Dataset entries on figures
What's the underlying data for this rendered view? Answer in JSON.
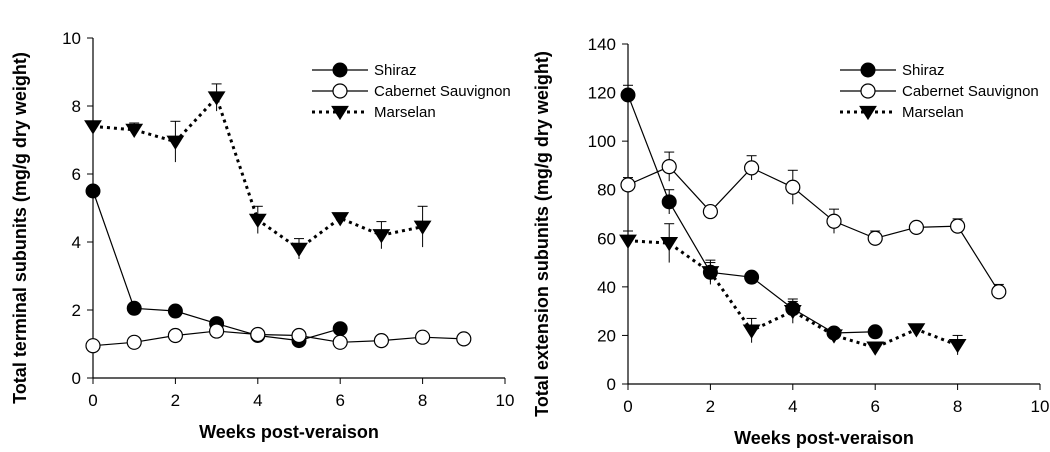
{
  "chart_data": [
    {
      "type": "line",
      "xlabel": "Weeks post-veraison",
      "ylabel": "Total terminal subunits (mg/g dry weight)",
      "xlim": [
        0,
        10
      ],
      "ylim": [
        0,
        10
      ],
      "xticks": [
        0,
        2,
        4,
        6,
        8,
        10
      ],
      "yticks": [
        0,
        2,
        4,
        6,
        8,
        10
      ],
      "grid": false,
      "legend_position": "top-right",
      "series": [
        {
          "name": "Shiraz",
          "marker": "filled-circle",
          "line": "solid",
          "x": [
            0,
            1,
            2,
            3,
            4,
            5,
            6
          ],
          "y": [
            5.5,
            2.05,
            1.97,
            1.6,
            1.25,
            1.1,
            1.45
          ],
          "err": [
            0.15,
            0.1,
            0.1,
            0.1,
            0.1,
            0.1,
            0.1
          ]
        },
        {
          "name": "Cabernet Sauvignon",
          "marker": "open-circle",
          "line": "solid",
          "x": [
            0,
            1,
            2,
            3,
            4,
            5,
            6,
            7,
            8,
            9
          ],
          "y": [
            0.95,
            1.05,
            1.25,
            1.38,
            1.28,
            1.25,
            1.05,
            1.1,
            1.2,
            1.15
          ],
          "err": [
            0.05,
            0.05,
            0.05,
            0.05,
            0.05,
            0.05,
            0.05,
            0.05,
            0.05,
            0.05
          ]
        },
        {
          "name": "Marselan",
          "marker": "filled-triangle-down",
          "line": "dotted",
          "x": [
            0,
            1,
            2,
            3,
            4,
            5,
            6,
            7,
            8
          ],
          "y": [
            7.4,
            7.3,
            6.95,
            8.25,
            4.65,
            3.8,
            4.7,
            4.2,
            4.45
          ],
          "err": [
            0.1,
            0.2,
            0.6,
            0.4,
            0.4,
            0.3,
            0.15,
            0.4,
            0.6
          ]
        }
      ]
    },
    {
      "type": "line",
      "xlabel": "Weeks post-veraison",
      "ylabel": "Total extension subunits (mg/g dry weight)",
      "xlim": [
        0,
        10
      ],
      "ylim": [
        0,
        140
      ],
      "xticks": [
        0,
        2,
        4,
        6,
        8,
        10
      ],
      "yticks": [
        0,
        20,
        40,
        60,
        80,
        100,
        120,
        140
      ],
      "grid": false,
      "legend_position": "top-right",
      "series": [
        {
          "name": "Shiraz",
          "marker": "filled-circle",
          "line": "solid",
          "x": [
            0,
            1,
            2,
            3,
            4,
            5,
            6
          ],
          "y": [
            119,
            75,
            46,
            44,
            31,
            21,
            21.5
          ],
          "err": [
            4,
            5,
            5,
            2,
            3,
            1,
            1
          ]
        },
        {
          "name": "Cabernet Sauvignon",
          "marker": "open-circle",
          "line": "solid",
          "x": [
            0,
            1,
            2,
            3,
            4,
            5,
            6,
            7,
            8,
            9
          ],
          "y": [
            82,
            89.5,
            71,
            89,
            81,
            67,
            60,
            64.5,
            65,
            38
          ],
          "err": [
            3,
            6,
            2,
            5,
            7,
            5,
            3,
            2,
            3,
            3
          ]
        },
        {
          "name": "Marselan",
          "marker": "filled-triangle-down",
          "line": "dotted",
          "x": [
            0,
            1,
            2,
            3,
            4,
            5,
            6,
            7,
            8
          ],
          "y": [
            59,
            58,
            46,
            22,
            30,
            20,
            15,
            22.5,
            16
          ],
          "err": [
            4,
            8,
            4,
            5,
            5,
            2,
            2,
            2,
            4
          ]
        }
      ]
    }
  ]
}
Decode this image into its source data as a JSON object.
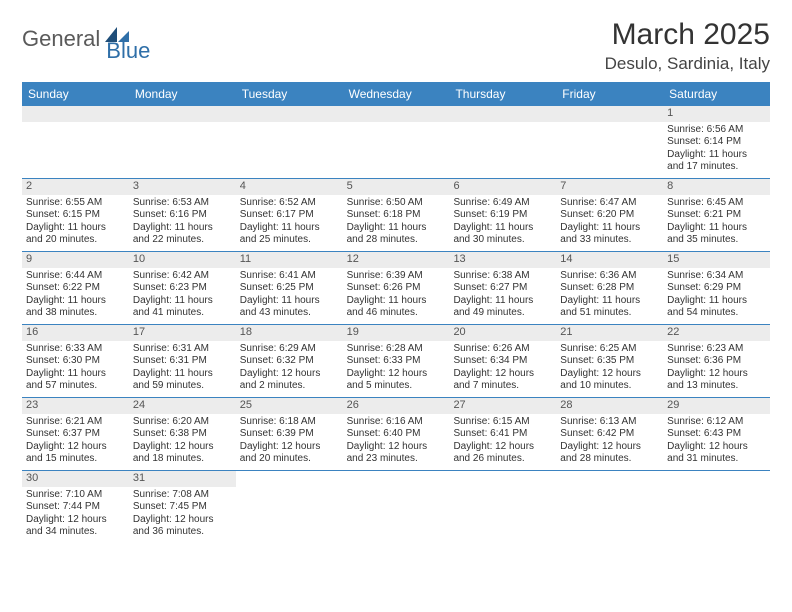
{
  "logo": {
    "general": "General",
    "blue": "Blue"
  },
  "title": "March 2025",
  "location": "Desulo, Sardinia, Italy",
  "weekdays": [
    "Sunday",
    "Monday",
    "Tuesday",
    "Wednesday",
    "Thursday",
    "Friday",
    "Saturday"
  ],
  "colors": {
    "header_bg": "#3b83c0",
    "daynum_bg": "#ececec",
    "row_border": "#3b83c0"
  },
  "weeks": [
    [
      {
        "day": "",
        "lines": []
      },
      {
        "day": "",
        "lines": []
      },
      {
        "day": "",
        "lines": []
      },
      {
        "day": "",
        "lines": []
      },
      {
        "day": "",
        "lines": []
      },
      {
        "day": "",
        "lines": []
      },
      {
        "day": "1",
        "lines": [
          "Sunrise: 6:56 AM",
          "Sunset: 6:14 PM",
          "Daylight: 11 hours and 17 minutes."
        ]
      }
    ],
    [
      {
        "day": "2",
        "lines": [
          "Sunrise: 6:55 AM",
          "Sunset: 6:15 PM",
          "Daylight: 11 hours and 20 minutes."
        ]
      },
      {
        "day": "3",
        "lines": [
          "Sunrise: 6:53 AM",
          "Sunset: 6:16 PM",
          "Daylight: 11 hours and 22 minutes."
        ]
      },
      {
        "day": "4",
        "lines": [
          "Sunrise: 6:52 AM",
          "Sunset: 6:17 PM",
          "Daylight: 11 hours and 25 minutes."
        ]
      },
      {
        "day": "5",
        "lines": [
          "Sunrise: 6:50 AM",
          "Sunset: 6:18 PM",
          "Daylight: 11 hours and 28 minutes."
        ]
      },
      {
        "day": "6",
        "lines": [
          "Sunrise: 6:49 AM",
          "Sunset: 6:19 PM",
          "Daylight: 11 hours and 30 minutes."
        ]
      },
      {
        "day": "7",
        "lines": [
          "Sunrise: 6:47 AM",
          "Sunset: 6:20 PM",
          "Daylight: 11 hours and 33 minutes."
        ]
      },
      {
        "day": "8",
        "lines": [
          "Sunrise: 6:45 AM",
          "Sunset: 6:21 PM",
          "Daylight: 11 hours and 35 minutes."
        ]
      }
    ],
    [
      {
        "day": "9",
        "lines": [
          "Sunrise: 6:44 AM",
          "Sunset: 6:22 PM",
          "Daylight: 11 hours and 38 minutes."
        ]
      },
      {
        "day": "10",
        "lines": [
          "Sunrise: 6:42 AM",
          "Sunset: 6:23 PM",
          "Daylight: 11 hours and 41 minutes."
        ]
      },
      {
        "day": "11",
        "lines": [
          "Sunrise: 6:41 AM",
          "Sunset: 6:25 PM",
          "Daylight: 11 hours and 43 minutes."
        ]
      },
      {
        "day": "12",
        "lines": [
          "Sunrise: 6:39 AM",
          "Sunset: 6:26 PM",
          "Daylight: 11 hours and 46 minutes."
        ]
      },
      {
        "day": "13",
        "lines": [
          "Sunrise: 6:38 AM",
          "Sunset: 6:27 PM",
          "Daylight: 11 hours and 49 minutes."
        ]
      },
      {
        "day": "14",
        "lines": [
          "Sunrise: 6:36 AM",
          "Sunset: 6:28 PM",
          "Daylight: 11 hours and 51 minutes."
        ]
      },
      {
        "day": "15",
        "lines": [
          "Sunrise: 6:34 AM",
          "Sunset: 6:29 PM",
          "Daylight: 11 hours and 54 minutes."
        ]
      }
    ],
    [
      {
        "day": "16",
        "lines": [
          "Sunrise: 6:33 AM",
          "Sunset: 6:30 PM",
          "Daylight: 11 hours and 57 minutes."
        ]
      },
      {
        "day": "17",
        "lines": [
          "Sunrise: 6:31 AM",
          "Sunset: 6:31 PM",
          "Daylight: 11 hours and 59 minutes."
        ]
      },
      {
        "day": "18",
        "lines": [
          "Sunrise: 6:29 AM",
          "Sunset: 6:32 PM",
          "Daylight: 12 hours and 2 minutes."
        ]
      },
      {
        "day": "19",
        "lines": [
          "Sunrise: 6:28 AM",
          "Sunset: 6:33 PM",
          "Daylight: 12 hours and 5 minutes."
        ]
      },
      {
        "day": "20",
        "lines": [
          "Sunrise: 6:26 AM",
          "Sunset: 6:34 PM",
          "Daylight: 12 hours and 7 minutes."
        ]
      },
      {
        "day": "21",
        "lines": [
          "Sunrise: 6:25 AM",
          "Sunset: 6:35 PM",
          "Daylight: 12 hours and 10 minutes."
        ]
      },
      {
        "day": "22",
        "lines": [
          "Sunrise: 6:23 AM",
          "Sunset: 6:36 PM",
          "Daylight: 12 hours and 13 minutes."
        ]
      }
    ],
    [
      {
        "day": "23",
        "lines": [
          "Sunrise: 6:21 AM",
          "Sunset: 6:37 PM",
          "Daylight: 12 hours and 15 minutes."
        ]
      },
      {
        "day": "24",
        "lines": [
          "Sunrise: 6:20 AM",
          "Sunset: 6:38 PM",
          "Daylight: 12 hours and 18 minutes."
        ]
      },
      {
        "day": "25",
        "lines": [
          "Sunrise: 6:18 AM",
          "Sunset: 6:39 PM",
          "Daylight: 12 hours and 20 minutes."
        ]
      },
      {
        "day": "26",
        "lines": [
          "Sunrise: 6:16 AM",
          "Sunset: 6:40 PM",
          "Daylight: 12 hours and 23 minutes."
        ]
      },
      {
        "day": "27",
        "lines": [
          "Sunrise: 6:15 AM",
          "Sunset: 6:41 PM",
          "Daylight: 12 hours and 26 minutes."
        ]
      },
      {
        "day": "28",
        "lines": [
          "Sunrise: 6:13 AM",
          "Sunset: 6:42 PM",
          "Daylight: 12 hours and 28 minutes."
        ]
      },
      {
        "day": "29",
        "lines": [
          "Sunrise: 6:12 AM",
          "Sunset: 6:43 PM",
          "Daylight: 12 hours and 31 minutes."
        ]
      }
    ],
    [
      {
        "day": "30",
        "lines": [
          "Sunrise: 7:10 AM",
          "Sunset: 7:44 PM",
          "Daylight: 12 hours and 34 minutes."
        ]
      },
      {
        "day": "31",
        "lines": [
          "Sunrise: 7:08 AM",
          "Sunset: 7:45 PM",
          "Daylight: 12 hours and 36 minutes."
        ]
      },
      {
        "day": "",
        "lines": []
      },
      {
        "day": "",
        "lines": []
      },
      {
        "day": "",
        "lines": []
      },
      {
        "day": "",
        "lines": []
      },
      {
        "day": "",
        "lines": []
      }
    ]
  ]
}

Exercise: Note each line of the entries that has "Total" in it, and copy those lines.

Task response:
      "ylabel": "Total terminal subunits (mg/g dry weight)",
      "ylabel": "Total extension subunits (mg/g dry weight)",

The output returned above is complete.